══ The records ══

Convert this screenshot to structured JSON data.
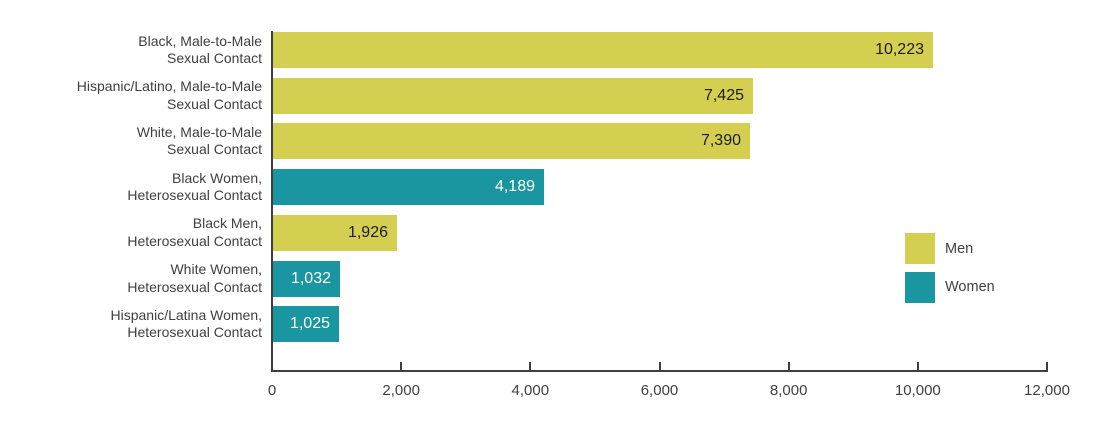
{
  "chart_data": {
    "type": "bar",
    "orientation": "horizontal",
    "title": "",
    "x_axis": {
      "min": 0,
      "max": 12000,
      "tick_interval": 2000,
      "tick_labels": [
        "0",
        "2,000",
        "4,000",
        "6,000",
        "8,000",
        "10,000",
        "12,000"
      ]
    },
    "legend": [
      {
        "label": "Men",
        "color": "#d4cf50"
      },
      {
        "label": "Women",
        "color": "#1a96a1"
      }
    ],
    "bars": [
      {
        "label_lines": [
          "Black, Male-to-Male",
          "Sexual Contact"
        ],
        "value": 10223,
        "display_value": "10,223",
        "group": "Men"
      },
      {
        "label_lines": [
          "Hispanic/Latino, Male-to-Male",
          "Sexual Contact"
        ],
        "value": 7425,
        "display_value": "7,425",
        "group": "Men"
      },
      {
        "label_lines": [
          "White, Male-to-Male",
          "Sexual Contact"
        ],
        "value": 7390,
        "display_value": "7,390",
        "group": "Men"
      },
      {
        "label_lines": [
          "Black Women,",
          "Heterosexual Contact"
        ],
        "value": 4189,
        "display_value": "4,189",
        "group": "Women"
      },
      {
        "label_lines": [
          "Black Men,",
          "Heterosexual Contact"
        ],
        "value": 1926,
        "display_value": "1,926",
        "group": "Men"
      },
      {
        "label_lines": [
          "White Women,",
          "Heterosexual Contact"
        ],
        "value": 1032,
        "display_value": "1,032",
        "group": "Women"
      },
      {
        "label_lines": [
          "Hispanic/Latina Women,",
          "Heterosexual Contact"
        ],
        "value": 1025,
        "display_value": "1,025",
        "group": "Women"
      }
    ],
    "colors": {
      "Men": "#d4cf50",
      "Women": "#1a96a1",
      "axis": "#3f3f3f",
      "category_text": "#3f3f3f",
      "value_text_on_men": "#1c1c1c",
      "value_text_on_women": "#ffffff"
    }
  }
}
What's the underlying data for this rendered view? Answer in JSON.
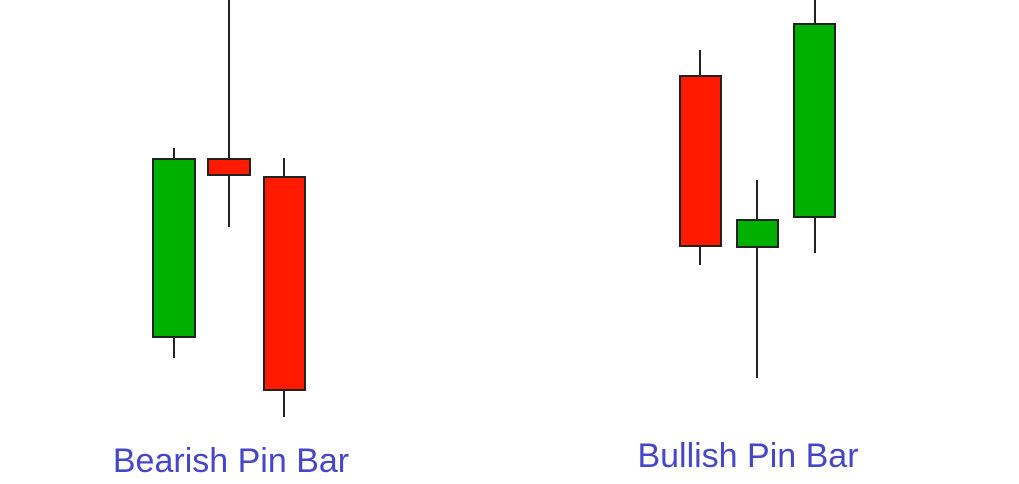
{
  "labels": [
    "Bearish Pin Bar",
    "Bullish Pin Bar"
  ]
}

═══

**What is needed**
Locate the line containing "What's the underlying" in the material above, then repeat it and every later line exactly, with no pictures.

**Solution for this problem**
What's the underlying data for this rendered view? Answer in JSON.
{
  "labels": [
    "Bearish Pin Bar",
    "Bullish Pin Bar"
  ]
}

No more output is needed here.